* INSTRUCTIONS TO FOLLOW *
Write out each entry, exactly the way it appears.

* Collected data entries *
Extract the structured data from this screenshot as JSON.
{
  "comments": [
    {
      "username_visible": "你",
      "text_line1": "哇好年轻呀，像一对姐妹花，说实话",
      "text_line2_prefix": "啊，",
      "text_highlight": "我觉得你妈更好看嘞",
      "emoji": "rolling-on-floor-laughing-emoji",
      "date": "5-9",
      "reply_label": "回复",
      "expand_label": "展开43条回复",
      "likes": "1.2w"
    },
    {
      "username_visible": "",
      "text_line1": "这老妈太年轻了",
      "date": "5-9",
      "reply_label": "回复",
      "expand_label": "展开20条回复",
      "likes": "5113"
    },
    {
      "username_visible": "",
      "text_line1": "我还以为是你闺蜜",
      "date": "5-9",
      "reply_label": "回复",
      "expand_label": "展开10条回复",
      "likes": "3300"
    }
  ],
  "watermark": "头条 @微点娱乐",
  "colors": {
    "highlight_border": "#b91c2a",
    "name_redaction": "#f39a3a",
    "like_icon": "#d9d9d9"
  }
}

* ANSWER TO THE PROBLEM *
Extract the structured data from this screenshot as JSON.
{
  "comments": [
    {
      "username_visible": "你",
      "text_line1": "哇好年轻呀，像一对姐妹花，说实话",
      "text_line2_prefix": "啊，",
      "text_highlight": "我觉得你妈更好看嘞",
      "emoji": "rolling-on-floor-laughing-emoji",
      "date": "5-9",
      "reply_label": "回复",
      "expand_label": "展开43条回复",
      "likes": "1.2w"
    },
    {
      "username_visible": "",
      "text_line1": "这老妈太年轻了",
      "date": "5-9",
      "reply_label": "回复",
      "expand_label": "展开20条回复",
      "likes": "5113"
    },
    {
      "username_visible": "",
      "text_line1": "我还以为是你闺蜜",
      "date": "5-9",
      "reply_label": "回复",
      "expand_label": "展开10条回复",
      "likes": "3300"
    }
  ],
  "watermark": "头条 @微点娱乐",
  "colors": {
    "highlight_border": "#b91c2a",
    "name_redaction": "#f39a3a",
    "like_icon": "#d9d9d9"
  }
}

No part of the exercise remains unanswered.